What is expected:
Pictures do not belong in the copy; transcribe everything else in the records exactly.

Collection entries
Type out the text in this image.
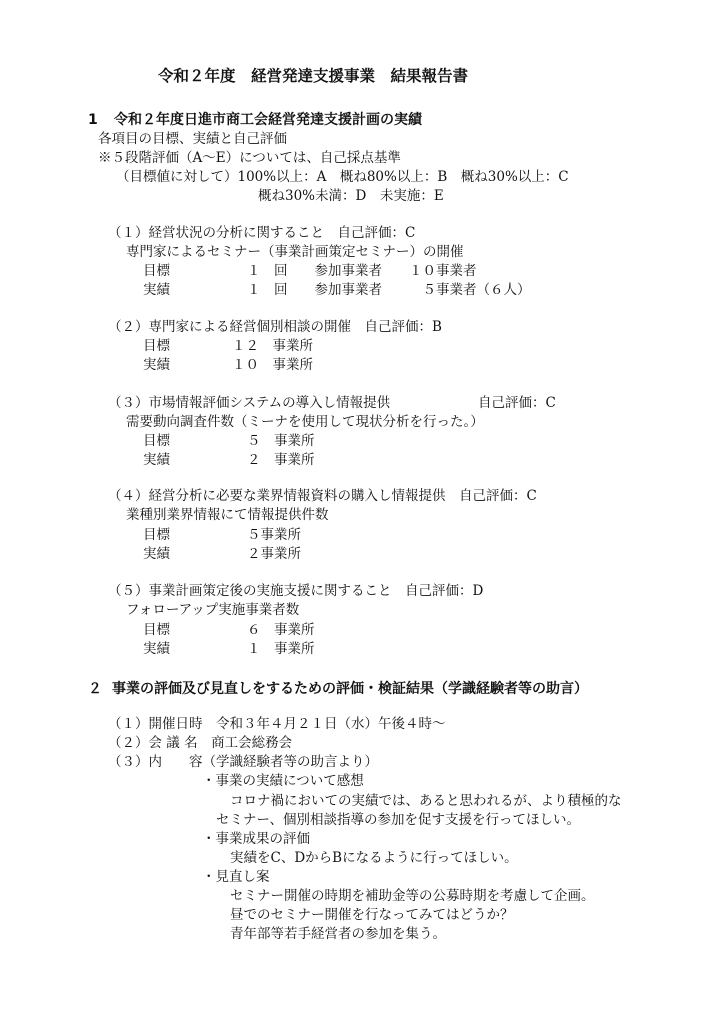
令和２年度　経営発達支援事業　結果報告書
1 令和２年度日進市商工会経営発達支援計画の実績
各項目の目標、実績と自己評価
※５段階評価（A～E）については、自己採点基準
（目標値に対して）100%以上：A　概ね80%以上：B　概ね30%以上：C
概ね30%未満：D　未実施：E
（１）経営状況の分析に関すること　自己評価：C
専門家によるセミナー（事業計画策定セミナー）の開催
目標	１　回　　参加事業者　　１０事業者
実績	１　回　　参加事業者　　　５事業者（６人）
（２）専門家による経営個別相談の開催　自己評価：B
目標	１２　事業所
実績	１０　事業所
（３）市場情報評価システムの導入し情報提供	自己評価：C
需要動向調査件数（ミーナを使用して現状分析を行った。）
目標	５　事業所
実績	２　事業所
（４）経営分析に必要な業界情報資料の購入し情報提供　自己評価：C
業種別業界情報にて情報提供件数
目標	５事業所
実績	２事業所
（５）事業計画策定後の実施支援に関すること　自己評価：D
フォローアップ実施事業者数
目標	６　事業所
実績	１　事業所
２ 事業の評価及び見直しをするための評価・検証結果（学識経験者等の助言）
（１）開催日時　令和３年４月２１日（水）午後４時～
（２）会 議 名　商工会総務会
（３）内　　容（学識経験者等の助言より）
・事業の実績について感想
コロナ禍においての実績では、あると思われるが、より積極的な
セミナー、個別相談指導の参加を促す支援を行ってほしい。
・事業成果の評価
実績をC、DからBになるように行ってほしい。
・見直し案
セミナー開催の時期を補助金等の公募時期を考慮して企画。
昼でのセミナー開催を行なってみてはどうか？
青年部等若手経営者の参加を集う。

Result of the task:
Type out the text in this image.
令和２年度　経営発達支援事業　結果報告書
1 令和２年度日進市商工会経営発達支援計画の実績
各項目の目標、実績と自己評価
※５段階評価（A～E）については、自己採点基準
（目標値に対して）100%以上：A　概ね80%以上：B　概ね30%以上：C
概ね30%未満：D　未実施：E
（１）経営状況の分析に関すること　自己評価：C
専門家によるセミナー（事業計画策定セミナー）の開催
目標	１　回　　参加事業者　　１０事業者
実績	１　回　　参加事業者　　　５事業者（６人）
（２）専門家による経営個別相談の開催　自己評価：B
目標	１２　事業所
実績	１０　事業所
（３）市場情報評価システムの導入し情報提供	自己評価：C
需要動向調査件数（ミーナを使用して現状分析を行った。）
目標	５　事業所
実績	２　事業所
（４）経営分析に必要な業界情報資料の購入し情報提供　自己評価：C
業種別業界情報にて情報提供件数
目標	５事業所
実績	２事業所
（５）事業計画策定後の実施支援に関すること　自己評価：D
フォローアップ実施事業者数
目標	６　事業所
実績	１　事業所
２ 事業の評価及び見直しをするための評価・検証結果（学識経験者等の助言）
（１）開催日時　令和３年４月２１日（水）午後４時～
（２）会 議 名　商工会総務会
（３）内　　容（学識経験者等の助言より）
・事業の実績について感想
コロナ禍においての実績では、あると思われるが、より積極的な
セミナー、個別相談指導の参加を促す支援を行ってほしい。
・事業成果の評価
実績をC、DからBになるように行ってほしい。
・見直し案
セミナー開催の時期を補助金等の公募時期を考慮して企画。
昼でのセミナー開催を行なってみてはどうか？
青年部等若手経営者の参加を集う。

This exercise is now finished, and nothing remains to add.